#### PROBLEM
Without the pictures, set down the records below word for word.

#### THE DATA
——

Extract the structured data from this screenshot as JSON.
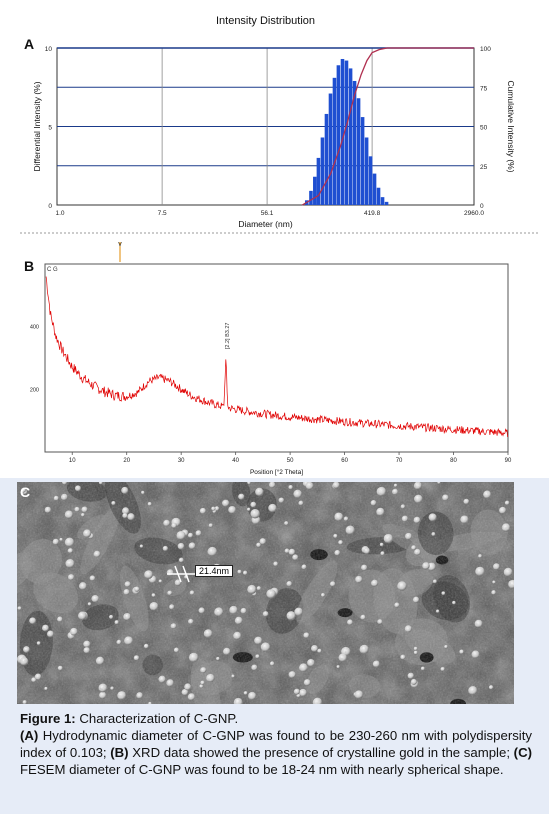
{
  "chart_data": [
    {
      "panel": "A",
      "type": "bar",
      "title": "Intensity Distribution",
      "xlabel": "Diameter (nm)",
      "ylabel": "Differential Intensity (%)",
      "y2label": "Cumulative Intensity (%)",
      "x_scale": "log",
      "xticks": [
        "1.0",
        "7.5",
        "56.1",
        "419.8",
        "2960.0"
      ],
      "xtick_values": [
        1.0,
        7.5,
        56.1,
        419.8,
        2960.0
      ],
      "yticks": [
        0,
        5,
        10
      ],
      "ylim": [
        0,
        10
      ],
      "y2ticks": [
        0,
        25,
        50,
        75,
        100
      ],
      "y2lim": [
        0,
        100
      ],
      "grid": true,
      "bar_color": "#1f4fd1",
      "cumulative_color": "#b03050",
      "bars": {
        "x": [
          120,
          130,
          140,
          150,
          162,
          175,
          189,
          204,
          220,
          238,
          257,
          278,
          300,
          324,
          350,
          378,
          408,
          440,
          475,
          513,
          554
        ],
        "values": [
          0.3,
          0.9,
          1.8,
          3.0,
          4.3,
          5.8,
          7.1,
          8.1,
          8.9,
          9.3,
          9.2,
          8.7,
          7.9,
          6.8,
          5.6,
          4.3,
          3.1,
          2.0,
          1.1,
          0.5,
          0.2
        ]
      },
      "cumulative": {
        "x": [
          110,
          150,
          190,
          230,
          260,
          300,
          340,
          380,
          420,
          480,
          560,
          2960
        ],
        "values": [
          0,
          6,
          20,
          38,
          52,
          70,
          83,
          92,
          97,
          99,
          100,
          100
        ]
      }
    },
    {
      "panel": "B",
      "type": "line",
      "xlabel": "Position [°2 Theta]",
      "top_label": "C G",
      "xlim": [
        5,
        90
      ],
      "xticks": [
        10,
        20,
        30,
        40,
        50,
        60,
        70,
        80,
        90
      ],
      "xtick_labels": [
        "10",
        "20",
        "30",
        "40",
        "50",
        "60",
        "70",
        "80",
        "90"
      ],
      "ylim": [
        0,
        600
      ],
      "yticks": [
        200,
        400
      ],
      "ytick_labels": [
        "200",
        "400"
      ],
      "line_color": "#e00000",
      "peak": {
        "x": 38.2,
        "y": 290,
        "label": "[2.2] B3.27"
      },
      "series": {
        "x": [
          5.2,
          6,
          7,
          8,
          9,
          10,
          12,
          14,
          16,
          18,
          20,
          22,
          24,
          26,
          28,
          30,
          32,
          35,
          38,
          42,
          46,
          50,
          55,
          60,
          65,
          70,
          75,
          80,
          85,
          90
        ],
        "y": [
          560,
          440,
          370,
          330,
          300,
          272,
          235,
          210,
          192,
          180,
          178,
          190,
          225,
          238,
          225,
          200,
          178,
          158,
          143,
          130,
          120,
          112,
          104,
          97,
          90,
          84,
          78,
          72,
          66,
          60
        ]
      }
    }
  ],
  "image_c": {
    "label": "C",
    "scale_bar": "21.4nm"
  },
  "caption": {
    "title_bold": "Figure 1:",
    "title_text": " Characterization of C-GNP.",
    "a_label": "(A)",
    "a_text": " Hydrodynamic diameter of C-GNP was found to be 230-260 nm with polydispersity index of 0.103; ",
    "b_label": "(B)",
    "b_text": " XRD data showed the presence of crystalline gold in the sample; ",
    "c_label": "(C)",
    "c_text": " FESEM diameter of C-GNP was found to be 18-24 nm with nearly spherical shape."
  }
}
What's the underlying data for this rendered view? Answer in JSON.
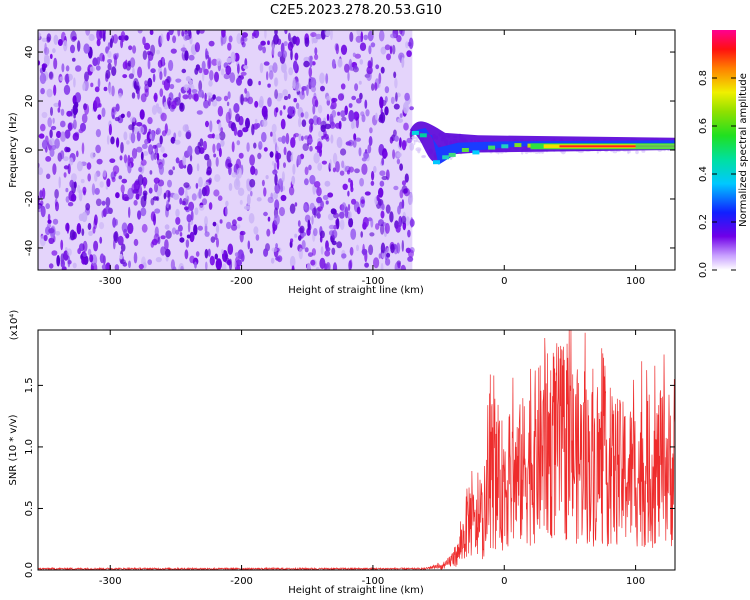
{
  "title": "C2E5.2023.278.20.53.G10",
  "colors": {
    "spectrogram_low": "#6a00e0",
    "snr_line": "#ee2c2c",
    "axis": "#000000"
  },
  "chart_data": [
    {
      "type": "heatmap",
      "name": "spectrogram",
      "xlabel": "Height of straight line (km)",
      "ylabel": "Frequency (Hz)",
      "xlim": [
        -355,
        130
      ],
      "ylim": [
        -49,
        49
      ],
      "x_ticks": [
        -300,
        -200,
        -100,
        0,
        100
      ],
      "y_ticks": [
        -40,
        -20,
        0,
        20,
        40
      ],
      "noise_region_x": [
        -355,
        -70
      ],
      "tone_frequency_hz": 1.5,
      "colorbar": {
        "label": "Normalized spectral amplitude",
        "range": [
          0.0,
          1.0
        ],
        "ticks": [
          0.0,
          0.2,
          0.4,
          0.6,
          0.8
        ],
        "colormap": "rainbow (white-violet-blue-cyan-green-yellow-red-magenta)"
      }
    },
    {
      "type": "line",
      "name": "snr",
      "xlabel": "Height of straight line (km)",
      "ylabel": "SNR (10 * v/v)",
      "y_multiplier": "(x10⁴)",
      "xlim": [
        -355,
        130
      ],
      "ylim": [
        0.0,
        1.95
      ],
      "x_ticks": [
        -300,
        -200,
        -100,
        0,
        100
      ],
      "y_ticks": [
        0.0,
        0.5,
        1.0,
        1.5
      ],
      "envelope": {
        "x": [
          -355,
          -60,
          -45,
          -35,
          -30,
          -27,
          -22,
          -15,
          -10,
          -5,
          0,
          10,
          20,
          30,
          40,
          50,
          60,
          70,
          80,
          90,
          100,
          110,
          120,
          125,
          130
        ],
        "y": [
          0.01,
          0.01,
          0.05,
          0.2,
          0.45,
          0.65,
          0.5,
          0.6,
          1.2,
          1.0,
          1.05,
          1.1,
          1.3,
          1.45,
          1.55,
          1.45,
          1.3,
          1.25,
          1.2,
          1.15,
          1.15,
          1.15,
          1.2,
          1.25,
          1.1
        ]
      }
    }
  ]
}
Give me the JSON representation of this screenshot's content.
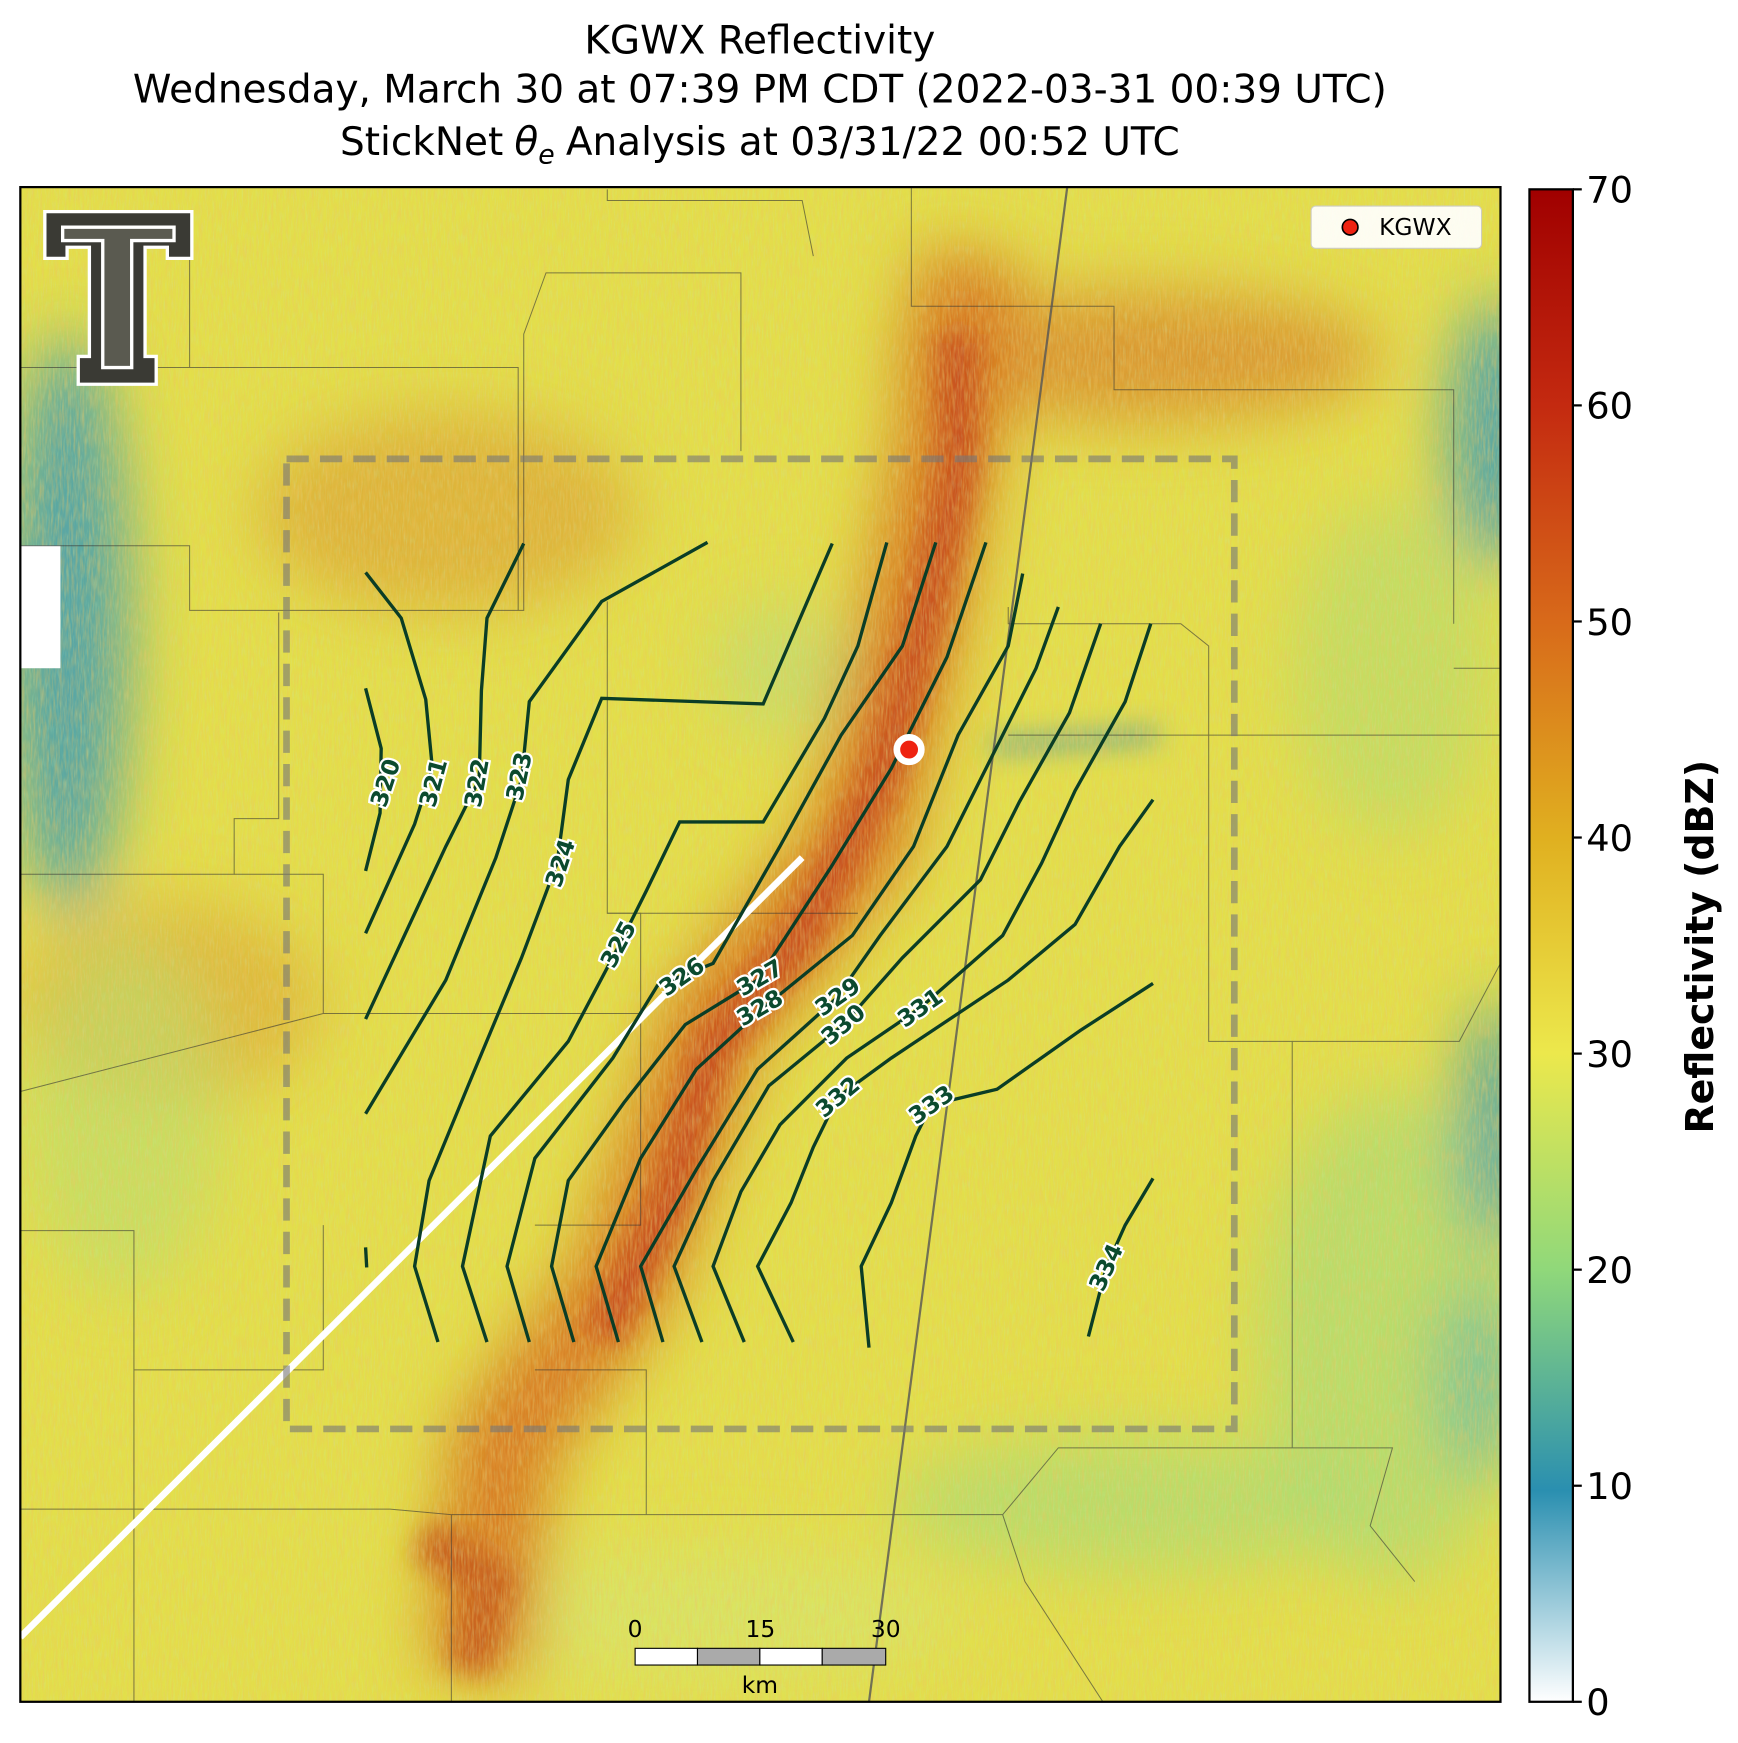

——

#### TASK RESULT
Extract the structured data from this screenshot as JSON.
{
  "chart_data": [
    {
      "panel": "A",
      "type": "bar",
      "title": "Intensity Distribution",
      "xlabel": "Diameter (nm)",
      "ylabel": "Differential Intensity (%)",
      "y2label": "Cumulative Intensity (%)",
      "x_scale": "log",
      "xticks": [
        "1.0",
        "7.5",
        "56.1",
        "419.8",
        "2960.0"
      ],
      "xtick_values": [
        1.0,
        7.5,
        56.1,
        419.8,
        2960.0
      ],
      "yticks": [
        0,
        5,
        10
      ],
      "ylim": [
        0,
        10
      ],
      "y2ticks": [
        0,
        25,
        50,
        75,
        100
      ],
      "y2lim": [
        0,
        100
      ],
      "grid": true,
      "bar_color": "#1f4fd1",
      "cumulative_color": "#b03050",
      "bars": {
        "x": [
          120,
          130,
          140,
          150,
          162,
          175,
          189,
          204,
          220,
          238,
          257,
          278,
          300,
          324,
          350,
          378,
          408,
          440,
          475,
          513,
          554
        ],
        "values": [
          0.3,
          0.9,
          1.8,
          3.0,
          4.3,
          5.8,
          7.1,
          8.1,
          8.9,
          9.3,
          9.2,
          8.7,
          7.9,
          6.8,
          5.6,
          4.3,
          3.1,
          2.0,
          1.1,
          0.5,
          0.2
        ]
      },
      "cumulative": {
        "x": [
          110,
          150,
          190,
          230,
          260,
          300,
          340,
          380,
          420,
          480,
          560,
          2960
        ],
        "values": [
          0,
          6,
          20,
          38,
          52,
          70,
          83,
          92,
          97,
          99,
          100,
          100
        ]
      }
    },
    {
      "panel": "B",
      "type": "line",
      "xlabel": "Position [°2 Theta]",
      "top_label": "C G",
      "xlim": [
        5,
        90
      ],
      "xticks": [
        10,
        20,
        30,
        40,
        50,
        60,
        70,
        80,
        90
      ],
      "xtick_labels": [
        "10",
        "20",
        "30",
        "40",
        "50",
        "60",
        "70",
        "80",
        "90"
      ],
      "ylim": [
        0,
        600
      ],
      "yticks": [
        200,
        400
      ],
      "ytick_labels": [
        "200",
        "400"
      ],
      "line_color": "#e00000",
      "peak": {
        "x": 38.2,
        "y": 290,
        "label": "[2.2] B3.27"
      },
      "series": {
        "x": [
          5.2,
          6,
          7,
          8,
          9,
          10,
          12,
          14,
          16,
          18,
          20,
          22,
          24,
          26,
          28,
          30,
          32,
          35,
          38,
          42,
          46,
          50,
          55,
          60,
          65,
          70,
          75,
          80,
          85,
          90
        ],
        "y": [
          560,
          440,
          370,
          330,
          300,
          272,
          235,
          210,
          192,
          180,
          178,
          190,
          225,
          238,
          225,
          200,
          178,
          158,
          143,
          130,
          120,
          112,
          104,
          97,
          90,
          84,
          78,
          72,
          66,
          60
        ]
      }
    }
  ],
  "image_c": {
    "label": "C",
    "scale_bar": "21.4nm"
  },
  "caption": {
    "title_bold": "Figure 1:",
    "title_text": " Characterization of C-GNP.",
    "a_label": "(A)",
    "a_text": " Hydrodynamic diameter of C-GNP was found to be 230-260 nm with polydispersity index of 0.103; ",
    "b_label": "(B)",
    "b_text": " XRD data showed the presence of crystalline gold in the sample; ",
    "c_label": "(C)",
    "c_text": " FESEM diameter of C-GNP was found to be 18-24 nm with nearly spherical shape."
  }
}
What's the underlying data for this rendered view? Answer in JSON.
{
  "title": "C2E5.2023.278.20.53.G10",
  "colors": {
    "spectrogram_low": "#6a00e0",
    "snr_line": "#ee2c2c",
    "axis": "#000000"
  },
  "chart_data": [
    {
      "type": "heatmap",
      "name": "spectrogram",
      "xlabel": "Height of straight line (km)",
      "ylabel": "Frequency (Hz)",
      "xlim": [
        -355,
        130
      ],
      "ylim": [
        -49,
        49
      ],
      "x_ticks": [
        -300,
        -200,
        -100,
        0,
        100
      ],
      "y_ticks": [
        -40,
        -20,
        0,
        20,
        40
      ],
      "noise_region_x": [
        -355,
        -70
      ],
      "tone_frequency_hz": 1.5,
      "colorbar": {
        "label": "Normalized spectral amplitude",
        "range": [
          0.0,
          1.0
        ],
        "ticks": [
          0.0,
          0.2,
          0.4,
          0.6,
          0.8
        ],
        "colormap": "rainbow (white-violet-blue-cyan-green-yellow-red-magenta)"
      }
    },
    {
      "type": "line",
      "name": "snr",
      "xlabel": "Height of straight line (km)",
      "ylabel": "SNR (10 * v/v)",
      "y_multiplier": "(x10⁴)",
      "xlim": [
        -355,
        130
      ],
      "ylim": [
        0.0,
        1.95
      ],
      "x_ticks": [
        -300,
        -200,
        -100,
        0,
        100
      ],
      "y_ticks": [
        0.0,
        0.5,
        1.0,
        1.5
      ],
      "envelope": {
        "x": [
          -355,
          -60,
          -45,
          -35,
          -30,
          -27,
          -22,
          -15,
          -10,
          -5,
          0,
          10,
          20,
          30,
          40,
          50,
          60,
          70,
          80,
          90,
          100,
          110,
          120,
          125,
          130
        ],
        "y": [
          0.01,
          0.01,
          0.05,
          0.2,
          0.45,
          0.65,
          0.5,
          0.6,
          1.2,
          1.0,
          1.05,
          1.1,
          1.3,
          1.45,
          1.55,
          1.45,
          1.3,
          1.25,
          1.2,
          1.15,
          1.15,
          1.15,
          1.2,
          1.25,
          1.1
        ]
      }
    }
  ]
}
Give me the JSON representation of this screenshot's content.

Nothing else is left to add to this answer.